* **What the task requires**
Output each of the rows below verbatim, with no changes.

* **Data for processing**

────────────────────────────────────────

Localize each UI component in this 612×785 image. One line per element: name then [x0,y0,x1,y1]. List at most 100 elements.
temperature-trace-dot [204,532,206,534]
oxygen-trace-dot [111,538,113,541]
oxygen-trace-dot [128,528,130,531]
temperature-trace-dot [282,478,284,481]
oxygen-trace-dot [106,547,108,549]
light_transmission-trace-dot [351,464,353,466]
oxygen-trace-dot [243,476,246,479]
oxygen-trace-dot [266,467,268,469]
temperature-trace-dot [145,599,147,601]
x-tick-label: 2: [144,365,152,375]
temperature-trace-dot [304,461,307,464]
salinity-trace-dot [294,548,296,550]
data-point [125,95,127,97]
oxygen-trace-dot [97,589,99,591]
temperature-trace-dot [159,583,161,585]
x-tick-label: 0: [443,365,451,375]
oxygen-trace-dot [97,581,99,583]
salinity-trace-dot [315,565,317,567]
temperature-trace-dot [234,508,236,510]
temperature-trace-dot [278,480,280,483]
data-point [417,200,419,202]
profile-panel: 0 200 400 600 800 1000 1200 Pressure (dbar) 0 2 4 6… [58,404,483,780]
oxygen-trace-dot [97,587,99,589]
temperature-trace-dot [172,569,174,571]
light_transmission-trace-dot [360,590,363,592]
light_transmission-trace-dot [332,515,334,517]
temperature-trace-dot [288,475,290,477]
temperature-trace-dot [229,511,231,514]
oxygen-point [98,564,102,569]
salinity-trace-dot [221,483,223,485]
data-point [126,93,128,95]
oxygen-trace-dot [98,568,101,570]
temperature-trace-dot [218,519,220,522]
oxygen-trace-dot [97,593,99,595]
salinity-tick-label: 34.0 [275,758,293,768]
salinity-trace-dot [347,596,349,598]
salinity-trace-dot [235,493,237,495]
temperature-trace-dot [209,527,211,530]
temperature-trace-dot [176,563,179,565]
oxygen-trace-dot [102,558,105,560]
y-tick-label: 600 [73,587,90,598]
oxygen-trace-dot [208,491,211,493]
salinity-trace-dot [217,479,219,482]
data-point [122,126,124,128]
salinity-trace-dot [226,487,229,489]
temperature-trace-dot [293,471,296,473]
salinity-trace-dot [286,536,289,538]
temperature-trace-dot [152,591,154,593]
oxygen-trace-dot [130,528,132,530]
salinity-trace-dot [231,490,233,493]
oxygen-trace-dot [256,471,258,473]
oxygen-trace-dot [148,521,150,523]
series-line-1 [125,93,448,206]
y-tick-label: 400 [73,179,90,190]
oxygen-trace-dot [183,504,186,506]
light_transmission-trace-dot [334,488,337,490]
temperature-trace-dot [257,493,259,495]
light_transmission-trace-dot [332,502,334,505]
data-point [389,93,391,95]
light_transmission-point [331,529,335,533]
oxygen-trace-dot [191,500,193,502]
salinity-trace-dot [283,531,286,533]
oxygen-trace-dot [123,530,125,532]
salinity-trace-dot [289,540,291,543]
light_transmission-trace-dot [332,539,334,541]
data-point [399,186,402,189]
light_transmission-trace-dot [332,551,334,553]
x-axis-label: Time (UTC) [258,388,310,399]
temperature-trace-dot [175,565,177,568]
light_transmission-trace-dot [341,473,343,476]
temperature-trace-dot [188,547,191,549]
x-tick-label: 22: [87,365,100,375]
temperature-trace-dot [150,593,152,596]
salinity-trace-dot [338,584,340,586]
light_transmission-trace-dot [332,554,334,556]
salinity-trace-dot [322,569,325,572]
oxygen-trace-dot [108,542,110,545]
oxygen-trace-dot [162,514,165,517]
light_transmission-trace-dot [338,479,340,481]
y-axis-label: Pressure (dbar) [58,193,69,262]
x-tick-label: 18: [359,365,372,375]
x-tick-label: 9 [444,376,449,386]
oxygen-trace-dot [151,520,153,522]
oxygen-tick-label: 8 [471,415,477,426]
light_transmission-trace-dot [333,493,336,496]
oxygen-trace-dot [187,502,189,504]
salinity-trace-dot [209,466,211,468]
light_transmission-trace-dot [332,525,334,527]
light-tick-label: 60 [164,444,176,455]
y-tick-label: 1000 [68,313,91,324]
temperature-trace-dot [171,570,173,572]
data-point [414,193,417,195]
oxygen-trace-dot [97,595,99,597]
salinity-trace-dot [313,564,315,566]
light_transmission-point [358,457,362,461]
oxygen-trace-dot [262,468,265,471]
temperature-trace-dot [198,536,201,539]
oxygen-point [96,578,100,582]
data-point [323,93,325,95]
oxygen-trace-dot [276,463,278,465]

────────────────────────────────────────

* **Written answer**
Localize each UI component in this 612×785 image. One line per element: name then [x0,y0,x1,y1]. List at most 100 elements.
temperature-trace-dot [204,532,206,534]
oxygen-trace-dot [111,538,113,541]
oxygen-trace-dot [128,528,130,531]
temperature-trace-dot [282,478,284,481]
oxygen-trace-dot [106,547,108,549]
light_transmission-trace-dot [351,464,353,466]
oxygen-trace-dot [243,476,246,479]
oxygen-trace-dot [266,467,268,469]
temperature-trace-dot [145,599,147,601]
x-tick-label: 2: [144,365,152,375]
temperature-trace-dot [304,461,307,464]
salinity-trace-dot [294,548,296,550]
data-point [125,95,127,97]
oxygen-trace-dot [97,589,99,591]
temperature-trace-dot [159,583,161,585]
x-tick-label: 0: [443,365,451,375]
oxygen-trace-dot [97,581,99,583]
salinity-trace-dot [315,565,317,567]
temperature-trace-dot [234,508,236,510]
temperature-trace-dot [278,480,280,483]
data-point [417,200,419,202]
profile-panel: 0 200 400 600 800 1000 1200 Pressure (dbar) 0 2 4 6… [58,404,483,780]
oxygen-trace-dot [97,587,99,589]
temperature-trace-dot [172,569,174,571]
light_transmission-trace-dot [360,590,363,592]
light_transmission-trace-dot [332,515,334,517]
temperature-trace-dot [288,475,290,477]
temperature-trace-dot [229,511,231,514]
oxygen-point [98,564,102,569]
salinity-trace-dot [221,483,223,485]
data-point [126,93,128,95]
oxygen-trace-dot [98,568,101,570]
temperature-trace-dot [218,519,220,522]
oxygen-trace-dot [97,593,99,595]
salinity-tick-label: 34.0 [275,758,293,768]
salinity-trace-dot [347,596,349,598]
salinity-trace-dot [235,493,237,495]
temperature-trace-dot [209,527,211,530]
temperature-trace-dot [176,563,179,565]
oxygen-trace-dot [102,558,105,560]
y-tick-label: 600 [73,587,90,598]
oxygen-trace-dot [208,491,211,493]
salinity-trace-dot [217,479,219,482]
data-point [122,126,124,128]
salinity-trace-dot [226,487,229,489]
temperature-trace-dot [293,471,296,473]
salinity-trace-dot [286,536,289,538]
temperature-trace-dot [152,591,154,593]
oxygen-trace-dot [130,528,132,530]
salinity-trace-dot [231,490,233,493]
oxygen-trace-dot [256,471,258,473]
oxygen-trace-dot [148,521,150,523]
series-line-1 [125,93,448,206]
y-tick-label: 400 [73,179,90,190]
oxygen-trace-dot [183,504,186,506]
light_transmission-trace-dot [334,488,337,490]
temperature-trace-dot [257,493,259,495]
light_transmission-trace-dot [332,502,334,505]
data-point [389,93,391,95]
light_transmission-point [331,529,335,533]
oxygen-trace-dot [191,500,193,502]
salinity-trace-dot [283,531,286,533]
oxygen-trace-dot [123,530,125,532]
salinity-trace-dot [289,540,291,543]
light_transmission-trace-dot [332,539,334,541]
data-point [399,186,402,189]
light_transmission-trace-dot [332,551,334,553]
x-axis-label: Time (UTC) [258,388,310,399]
temperature-trace-dot [175,565,177,568]
light_transmission-trace-dot [341,473,343,476]
temperature-trace-dot [188,547,191,549]
x-tick-label: 22: [87,365,100,375]
temperature-trace-dot [150,593,152,596]
salinity-trace-dot [338,584,340,586]
light_transmission-trace-dot [332,554,334,556]
salinity-trace-dot [322,569,325,572]
oxygen-trace-dot [108,542,110,545]
oxygen-trace-dot [162,514,165,517]
light_transmission-trace-dot [338,479,340,481]
y-axis-label: Pressure (dbar) [58,193,69,262]
x-tick-label: 18: [359,365,372,375]
x-tick-label: 9 [444,376,449,386]
oxygen-trace-dot [151,520,153,522]
oxygen-tick-label: 8 [471,415,477,426]
light_transmission-trace-dot [333,493,336,496]
oxygen-trace-dot [187,502,189,504]
salinity-trace-dot [209,466,211,468]
light_transmission-trace-dot [332,525,334,527]
light-tick-label: 60 [164,444,176,455]
y-tick-label: 1000 [68,313,91,324]
temperature-trace-dot [171,570,173,572]
data-point [414,193,417,195]
oxygen-trace-dot [97,595,99,597]
salinity-trace-dot [313,564,315,566]
light_transmission-point [358,457,362,461]
oxygen-trace-dot [262,468,265,471]
temperature-trace-dot [198,536,201,539]
oxygen-point [96,578,100,582]
data-point [323,93,325,95]
oxygen-trace-dot [276,463,278,465]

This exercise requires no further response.